#### RECORDS SHOWN

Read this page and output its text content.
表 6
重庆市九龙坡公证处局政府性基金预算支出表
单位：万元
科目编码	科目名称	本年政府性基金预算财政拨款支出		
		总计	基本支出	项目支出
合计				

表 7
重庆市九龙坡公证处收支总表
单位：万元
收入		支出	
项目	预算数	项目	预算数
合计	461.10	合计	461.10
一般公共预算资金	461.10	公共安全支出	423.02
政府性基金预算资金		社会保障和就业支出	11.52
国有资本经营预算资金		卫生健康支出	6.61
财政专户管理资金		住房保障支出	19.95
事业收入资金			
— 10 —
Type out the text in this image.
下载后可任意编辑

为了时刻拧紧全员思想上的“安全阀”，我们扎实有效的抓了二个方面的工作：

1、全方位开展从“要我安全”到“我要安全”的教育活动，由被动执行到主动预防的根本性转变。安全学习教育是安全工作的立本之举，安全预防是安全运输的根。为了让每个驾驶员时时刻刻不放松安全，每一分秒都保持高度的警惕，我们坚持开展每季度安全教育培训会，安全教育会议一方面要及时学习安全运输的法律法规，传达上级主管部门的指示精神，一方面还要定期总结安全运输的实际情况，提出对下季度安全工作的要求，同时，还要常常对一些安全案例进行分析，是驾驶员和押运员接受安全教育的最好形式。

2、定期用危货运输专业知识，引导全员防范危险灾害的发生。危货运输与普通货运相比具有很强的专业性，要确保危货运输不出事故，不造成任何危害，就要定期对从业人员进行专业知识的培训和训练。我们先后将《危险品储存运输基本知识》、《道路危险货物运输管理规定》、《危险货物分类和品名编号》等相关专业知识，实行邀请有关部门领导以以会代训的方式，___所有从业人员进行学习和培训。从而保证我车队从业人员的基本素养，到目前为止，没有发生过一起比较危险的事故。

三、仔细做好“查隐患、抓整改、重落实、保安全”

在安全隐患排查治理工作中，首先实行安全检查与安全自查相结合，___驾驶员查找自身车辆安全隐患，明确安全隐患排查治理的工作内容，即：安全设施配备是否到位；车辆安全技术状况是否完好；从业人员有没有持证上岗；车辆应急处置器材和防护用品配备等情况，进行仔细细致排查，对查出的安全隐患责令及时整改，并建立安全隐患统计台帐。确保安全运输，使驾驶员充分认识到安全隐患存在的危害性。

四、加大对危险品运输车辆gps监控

########

Write out every record shown above, word for word.

Read this page and output its text content.
表 6
重庆市九龙坡公证处局政府性基金预算支出表
单位：万元
科目编码	科目名称	本年政府性基金预算财政拨款支出		
		总计	基本支出	项目支出
合计				

表 7
重庆市九龙坡公证处收支总表
单位：万元
收入		支出	
项目	预算数	项目	预算数
合计	461.10	合计	461.10
一般公共预算资金	461.10	公共安全支出	423.02
政府性基金预算资金		社会保障和就业支出	11.52
国有资本经营预算资金		卫生健康支出	6.61
财政专户管理资金		住房保障支出	19.95
事业收入资金			
— 10 —
Type out the text in this image.
下载后可任意编辑

为了时刻拧紧全员思想上的“安全阀”，我们扎实有效的抓了二个方面的工作：

1、全方位开展从“要我安全”到“我要安全”的教育活动，由被动执行到主动预防的根本性转变。安全学习教育是安全工作的立本之举，安全预防是安全运输的根。为了让每个驾驶员时时刻刻不放松安全，每一分秒都保持高度的警惕，我们坚持开展每季度安全教育培训会，安全教育会议一方面要及时学习安全运输的法律法规，传达上级主管部门的指示精神，一方面还要定期总结安全运输的实际情况，提出对下季度安全工作的要求，同时，还要常常对一些安全案例进行分析，是驾驶员和押运员接受安全教育的最好形式。

2、定期用危货运输专业知识，引导全员防范危险灾害的发生。危货运输与普通货运相比具有很强的专业性，要确保危货运输不出事故，不造成任何危害，就要定期对从业人员进行专业知识的培训和训练。我们先后将《危险品储存运输基本知识》、《道路危险货物运输管理规定》、《危险货物分类和品名编号》等相关专业知识，实行邀请有关部门领导以以会代训的方式，___所有从业人员进行学习和培训。从而保证我车队从业人员的基本素养，到目前为止，没有发生过一起比较危险的事故。

三、仔细做好“查隐患、抓整改、重落实、保安全”

在安全隐患排查治理工作中，首先实行安全检查与安全自查相结合，___驾驶员查找自身车辆安全隐患，明确安全隐患排查治理的工作内容，即：安全设施配备是否到位；车辆安全技术状况是否完好；从业人员有没有持证上岗；车辆应急处置器材和防护用品配备等情况，进行仔细细致排查，对查出的安全隐患责令及时整改，并建立安全隐患统计台帐。确保安全运输，使驾驶员充分认识到安全隐患存在的危害性。

四、加大对危险品运输车辆gps监控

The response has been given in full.